Would it be possible to write out each entry below exactly, without the pictures?

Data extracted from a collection
=-=-=
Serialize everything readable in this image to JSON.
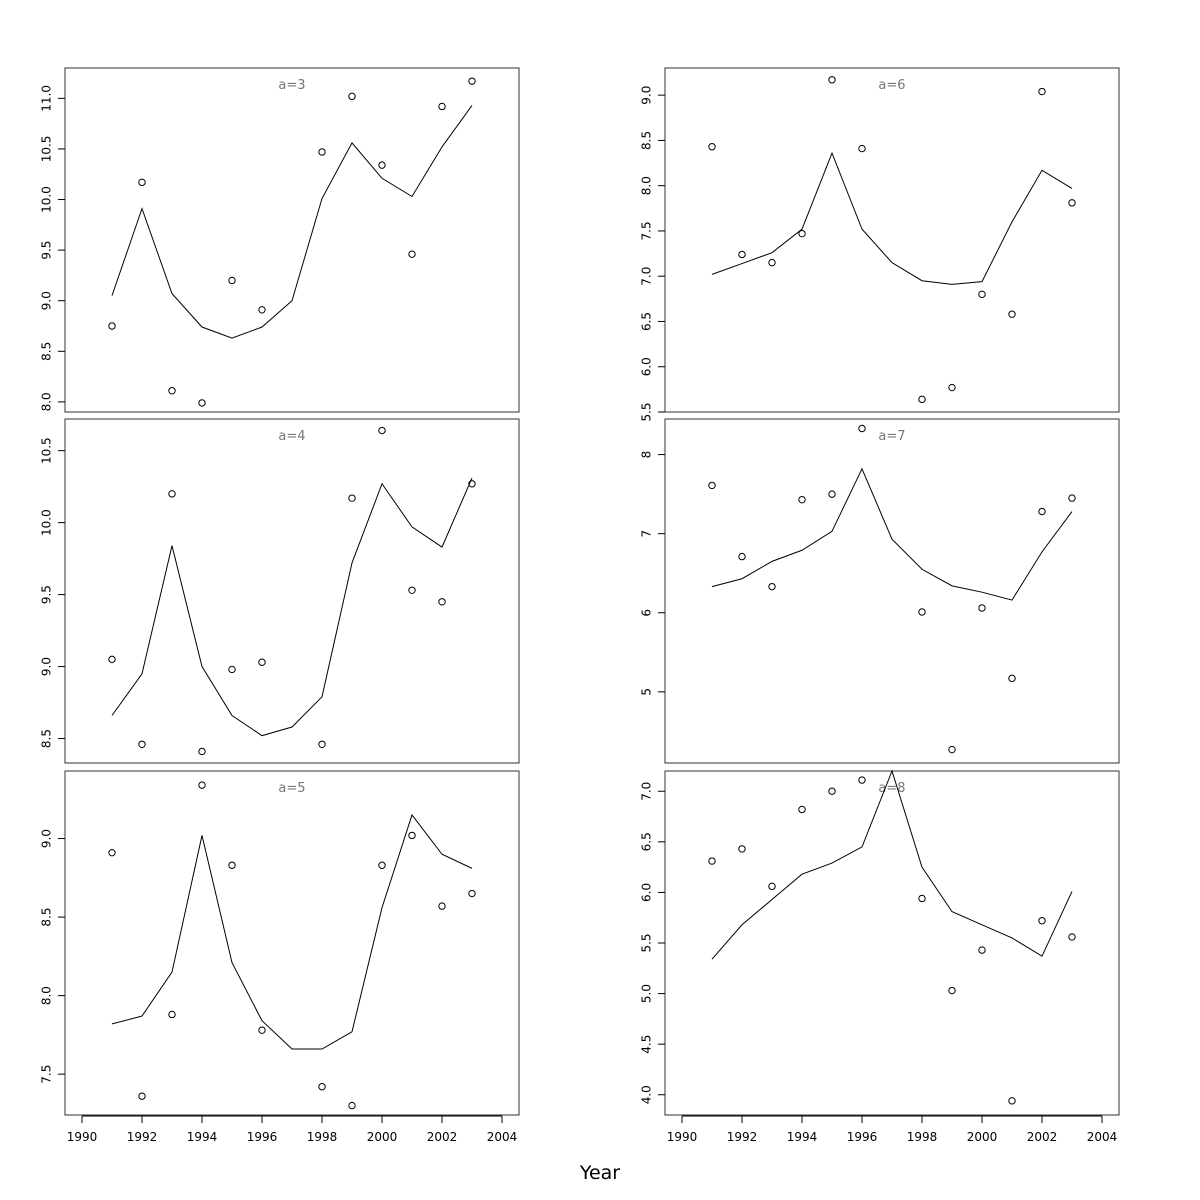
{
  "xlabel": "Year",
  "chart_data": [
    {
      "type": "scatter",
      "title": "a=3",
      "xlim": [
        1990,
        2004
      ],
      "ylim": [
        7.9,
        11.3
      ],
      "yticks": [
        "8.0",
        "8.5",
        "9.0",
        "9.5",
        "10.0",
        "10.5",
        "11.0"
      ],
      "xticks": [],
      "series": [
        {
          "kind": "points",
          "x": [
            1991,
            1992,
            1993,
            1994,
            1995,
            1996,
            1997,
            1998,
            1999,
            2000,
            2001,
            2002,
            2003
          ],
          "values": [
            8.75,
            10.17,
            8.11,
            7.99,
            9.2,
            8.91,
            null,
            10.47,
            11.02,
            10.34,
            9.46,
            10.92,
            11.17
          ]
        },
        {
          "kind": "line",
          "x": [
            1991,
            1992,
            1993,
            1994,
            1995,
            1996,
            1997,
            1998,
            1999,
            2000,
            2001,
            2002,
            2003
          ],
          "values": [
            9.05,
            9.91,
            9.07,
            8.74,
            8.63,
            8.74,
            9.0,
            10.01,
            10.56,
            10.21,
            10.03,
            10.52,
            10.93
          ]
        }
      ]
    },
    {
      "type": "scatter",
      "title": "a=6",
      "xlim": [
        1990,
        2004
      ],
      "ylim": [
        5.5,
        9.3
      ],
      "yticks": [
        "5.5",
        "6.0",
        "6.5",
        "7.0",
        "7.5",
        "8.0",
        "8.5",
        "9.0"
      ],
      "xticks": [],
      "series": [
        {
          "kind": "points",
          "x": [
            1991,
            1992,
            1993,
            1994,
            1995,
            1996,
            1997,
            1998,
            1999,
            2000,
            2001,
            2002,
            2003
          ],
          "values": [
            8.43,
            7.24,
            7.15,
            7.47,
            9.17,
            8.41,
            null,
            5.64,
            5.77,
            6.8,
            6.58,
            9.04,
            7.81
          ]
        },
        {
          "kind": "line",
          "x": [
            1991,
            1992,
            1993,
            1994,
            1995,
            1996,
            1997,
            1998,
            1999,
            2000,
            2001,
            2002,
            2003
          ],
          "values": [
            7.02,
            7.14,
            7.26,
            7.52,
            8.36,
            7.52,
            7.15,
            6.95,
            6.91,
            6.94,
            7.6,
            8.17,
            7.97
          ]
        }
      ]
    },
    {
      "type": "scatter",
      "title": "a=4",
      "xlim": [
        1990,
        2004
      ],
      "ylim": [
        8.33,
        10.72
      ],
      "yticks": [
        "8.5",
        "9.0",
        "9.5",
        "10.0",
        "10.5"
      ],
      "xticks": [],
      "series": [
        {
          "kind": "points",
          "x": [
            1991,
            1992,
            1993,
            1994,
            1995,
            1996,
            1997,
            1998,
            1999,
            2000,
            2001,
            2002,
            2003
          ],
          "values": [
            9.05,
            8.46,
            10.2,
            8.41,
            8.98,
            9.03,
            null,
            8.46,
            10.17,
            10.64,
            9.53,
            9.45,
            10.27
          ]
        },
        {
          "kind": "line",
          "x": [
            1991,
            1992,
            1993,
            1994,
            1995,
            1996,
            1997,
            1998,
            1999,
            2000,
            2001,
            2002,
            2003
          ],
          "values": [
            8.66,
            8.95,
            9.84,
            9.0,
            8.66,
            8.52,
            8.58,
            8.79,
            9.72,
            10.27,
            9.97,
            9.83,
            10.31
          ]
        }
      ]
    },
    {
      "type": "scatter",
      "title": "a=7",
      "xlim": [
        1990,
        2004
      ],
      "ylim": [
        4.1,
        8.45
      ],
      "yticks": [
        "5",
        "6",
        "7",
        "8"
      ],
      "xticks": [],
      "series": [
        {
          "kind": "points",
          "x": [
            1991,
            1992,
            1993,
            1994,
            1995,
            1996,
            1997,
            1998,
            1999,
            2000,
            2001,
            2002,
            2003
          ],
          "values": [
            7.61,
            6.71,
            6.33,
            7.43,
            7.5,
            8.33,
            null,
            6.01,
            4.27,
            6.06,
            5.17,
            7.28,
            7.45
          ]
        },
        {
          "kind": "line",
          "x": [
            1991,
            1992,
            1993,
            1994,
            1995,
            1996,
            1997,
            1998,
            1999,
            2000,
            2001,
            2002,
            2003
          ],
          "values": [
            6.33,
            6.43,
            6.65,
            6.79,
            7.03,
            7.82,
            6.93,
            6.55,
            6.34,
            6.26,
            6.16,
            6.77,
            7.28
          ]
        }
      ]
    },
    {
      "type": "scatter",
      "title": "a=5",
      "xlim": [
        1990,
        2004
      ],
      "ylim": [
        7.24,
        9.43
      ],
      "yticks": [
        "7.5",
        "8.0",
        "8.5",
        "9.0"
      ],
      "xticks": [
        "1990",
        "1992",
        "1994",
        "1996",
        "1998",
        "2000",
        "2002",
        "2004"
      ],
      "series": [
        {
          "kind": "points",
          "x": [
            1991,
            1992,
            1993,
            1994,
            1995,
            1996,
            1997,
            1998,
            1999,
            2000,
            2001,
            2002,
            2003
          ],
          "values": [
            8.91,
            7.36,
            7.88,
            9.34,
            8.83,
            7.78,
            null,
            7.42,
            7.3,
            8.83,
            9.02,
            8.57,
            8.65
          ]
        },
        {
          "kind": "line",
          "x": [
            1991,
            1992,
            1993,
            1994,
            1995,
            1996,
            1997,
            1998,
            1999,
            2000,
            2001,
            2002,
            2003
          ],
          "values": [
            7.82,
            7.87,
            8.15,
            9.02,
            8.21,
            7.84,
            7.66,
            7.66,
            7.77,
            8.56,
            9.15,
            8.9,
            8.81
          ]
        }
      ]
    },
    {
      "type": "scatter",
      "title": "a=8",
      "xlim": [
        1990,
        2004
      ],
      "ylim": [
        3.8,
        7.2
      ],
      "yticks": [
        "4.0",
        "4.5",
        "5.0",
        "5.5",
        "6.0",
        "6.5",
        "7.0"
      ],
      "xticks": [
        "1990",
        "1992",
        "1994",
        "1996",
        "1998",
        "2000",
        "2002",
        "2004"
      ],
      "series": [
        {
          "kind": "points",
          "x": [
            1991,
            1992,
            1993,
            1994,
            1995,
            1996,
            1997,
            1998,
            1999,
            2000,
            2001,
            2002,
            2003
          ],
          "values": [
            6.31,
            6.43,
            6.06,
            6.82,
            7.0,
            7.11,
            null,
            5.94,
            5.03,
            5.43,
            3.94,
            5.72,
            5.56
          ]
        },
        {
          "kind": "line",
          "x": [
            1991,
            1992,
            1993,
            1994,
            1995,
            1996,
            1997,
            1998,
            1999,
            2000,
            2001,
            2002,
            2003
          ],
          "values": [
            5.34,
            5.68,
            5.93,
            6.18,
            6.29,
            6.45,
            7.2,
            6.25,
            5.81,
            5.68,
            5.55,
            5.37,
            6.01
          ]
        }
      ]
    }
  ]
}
=-=-=
## Result of this task
Serialize everything readable in this image to JSON.
{
  "xlabel": "Year",
  "chart_data": [
    {
      "type": "scatter",
      "title": "a=3",
      "xlim": [
        1990,
        2004
      ],
      "ylim": [
        7.9,
        11.3
      ],
      "yticks": [
        "8.0",
        "8.5",
        "9.0",
        "9.5",
        "10.0",
        "10.5",
        "11.0"
      ],
      "xticks": [],
      "series": [
        {
          "kind": "points",
          "x": [
            1991,
            1992,
            1993,
            1994,
            1995,
            1996,
            1997,
            1998,
            1999,
            2000,
            2001,
            2002,
            2003
          ],
          "values": [
            8.75,
            10.17,
            8.11,
            7.99,
            9.2,
            8.91,
            null,
            10.47,
            11.02,
            10.34,
            9.46,
            10.92,
            11.17
          ]
        },
        {
          "kind": "line",
          "x": [
            1991,
            1992,
            1993,
            1994,
            1995,
            1996,
            1997,
            1998,
            1999,
            2000,
            2001,
            2002,
            2003
          ],
          "values": [
            9.05,
            9.91,
            9.07,
            8.74,
            8.63,
            8.74,
            9.0,
            10.01,
            10.56,
            10.21,
            10.03,
            10.52,
            10.93
          ]
        }
      ]
    },
    {
      "type": "scatter",
      "title": "a=6",
      "xlim": [
        1990,
        2004
      ],
      "ylim": [
        5.5,
        9.3
      ],
      "yticks": [
        "5.5",
        "6.0",
        "6.5",
        "7.0",
        "7.5",
        "8.0",
        "8.5",
        "9.0"
      ],
      "xticks": [],
      "series": [
        {
          "kind": "points",
          "x": [
            1991,
            1992,
            1993,
            1994,
            1995,
            1996,
            1997,
            1998,
            1999,
            2000,
            2001,
            2002,
            2003
          ],
          "values": [
            8.43,
            7.24,
            7.15,
            7.47,
            9.17,
            8.41,
            null,
            5.64,
            5.77,
            6.8,
            6.58,
            9.04,
            7.81
          ]
        },
        {
          "kind": "line",
          "x": [
            1991,
            1992,
            1993,
            1994,
            1995,
            1996,
            1997,
            1998,
            1999,
            2000,
            2001,
            2002,
            2003
          ],
          "values": [
            7.02,
            7.14,
            7.26,
            7.52,
            8.36,
            7.52,
            7.15,
            6.95,
            6.91,
            6.94,
            7.6,
            8.17,
            7.97
          ]
        }
      ]
    },
    {
      "type": "scatter",
      "title": "a=4",
      "xlim": [
        1990,
        2004
      ],
      "ylim": [
        8.33,
        10.72
      ],
      "yticks": [
        "8.5",
        "9.0",
        "9.5",
        "10.0",
        "10.5"
      ],
      "xticks": [],
      "series": [
        {
          "kind": "points",
          "x": [
            1991,
            1992,
            1993,
            1994,
            1995,
            1996,
            1997,
            1998,
            1999,
            2000,
            2001,
            2002,
            2003
          ],
          "values": [
            9.05,
            8.46,
            10.2,
            8.41,
            8.98,
            9.03,
            null,
            8.46,
            10.17,
            10.64,
            9.53,
            9.45,
            10.27
          ]
        },
        {
          "kind": "line",
          "x": [
            1991,
            1992,
            1993,
            1994,
            1995,
            1996,
            1997,
            1998,
            1999,
            2000,
            2001,
            2002,
            2003
          ],
          "values": [
            8.66,
            8.95,
            9.84,
            9.0,
            8.66,
            8.52,
            8.58,
            8.79,
            9.72,
            10.27,
            9.97,
            9.83,
            10.31
          ]
        }
      ]
    },
    {
      "type": "scatter",
      "title": "a=7",
      "xlim": [
        1990,
        2004
      ],
      "ylim": [
        4.1,
        8.45
      ],
      "yticks": [
        "5",
        "6",
        "7",
        "8"
      ],
      "xticks": [],
      "series": [
        {
          "kind": "points",
          "x": [
            1991,
            1992,
            1993,
            1994,
            1995,
            1996,
            1997,
            1998,
            1999,
            2000,
            2001,
            2002,
            2003
          ],
          "values": [
            7.61,
            6.71,
            6.33,
            7.43,
            7.5,
            8.33,
            null,
            6.01,
            4.27,
            6.06,
            5.17,
            7.28,
            7.45
          ]
        },
        {
          "kind": "line",
          "x": [
            1991,
            1992,
            1993,
            1994,
            1995,
            1996,
            1997,
            1998,
            1999,
            2000,
            2001,
            2002,
            2003
          ],
          "values": [
            6.33,
            6.43,
            6.65,
            6.79,
            7.03,
            7.82,
            6.93,
            6.55,
            6.34,
            6.26,
            6.16,
            6.77,
            7.28
          ]
        }
      ]
    },
    {
      "type": "scatter",
      "title": "a=5",
      "xlim": [
        1990,
        2004
      ],
      "ylim": [
        7.24,
        9.43
      ],
      "yticks": [
        "7.5",
        "8.0",
        "8.5",
        "9.0"
      ],
      "xticks": [
        "1990",
        "1992",
        "1994",
        "1996",
        "1998",
        "2000",
        "2002",
        "2004"
      ],
      "series": [
        {
          "kind": "points",
          "x": [
            1991,
            1992,
            1993,
            1994,
            1995,
            1996,
            1997,
            1998,
            1999,
            2000,
            2001,
            2002,
            2003
          ],
          "values": [
            8.91,
            7.36,
            7.88,
            9.34,
            8.83,
            7.78,
            null,
            7.42,
            7.3,
            8.83,
            9.02,
            8.57,
            8.65
          ]
        },
        {
          "kind": "line",
          "x": [
            1991,
            1992,
            1993,
            1994,
            1995,
            1996,
            1997,
            1998,
            1999,
            2000,
            2001,
            2002,
            2003
          ],
          "values": [
            7.82,
            7.87,
            8.15,
            9.02,
            8.21,
            7.84,
            7.66,
            7.66,
            7.77,
            8.56,
            9.15,
            8.9,
            8.81
          ]
        }
      ]
    },
    {
      "type": "scatter",
      "title": "a=8",
      "xlim": [
        1990,
        2004
      ],
      "ylim": [
        3.8,
        7.2
      ],
      "yticks": [
        "4.0",
        "4.5",
        "5.0",
        "5.5",
        "6.0",
        "6.5",
        "7.0"
      ],
      "xticks": [
        "1990",
        "1992",
        "1994",
        "1996",
        "1998",
        "2000",
        "2002",
        "2004"
      ],
      "series": [
        {
          "kind": "points",
          "x": [
            1991,
            1992,
            1993,
            1994,
            1995,
            1996,
            1997,
            1998,
            1999,
            2000,
            2001,
            2002,
            2003
          ],
          "values": [
            6.31,
            6.43,
            6.06,
            6.82,
            7.0,
            7.11,
            null,
            5.94,
            5.03,
            5.43,
            3.94,
            5.72,
            5.56
          ]
        },
        {
          "kind": "line",
          "x": [
            1991,
            1992,
            1993,
            1994,
            1995,
            1996,
            1997,
            1998,
            1999,
            2000,
            2001,
            2002,
            2003
          ],
          "values": [
            5.34,
            5.68,
            5.93,
            6.18,
            6.29,
            6.45,
            7.2,
            6.25,
            5.81,
            5.68,
            5.55,
            5.37,
            6.01
          ]
        }
      ]
    }
  ]
}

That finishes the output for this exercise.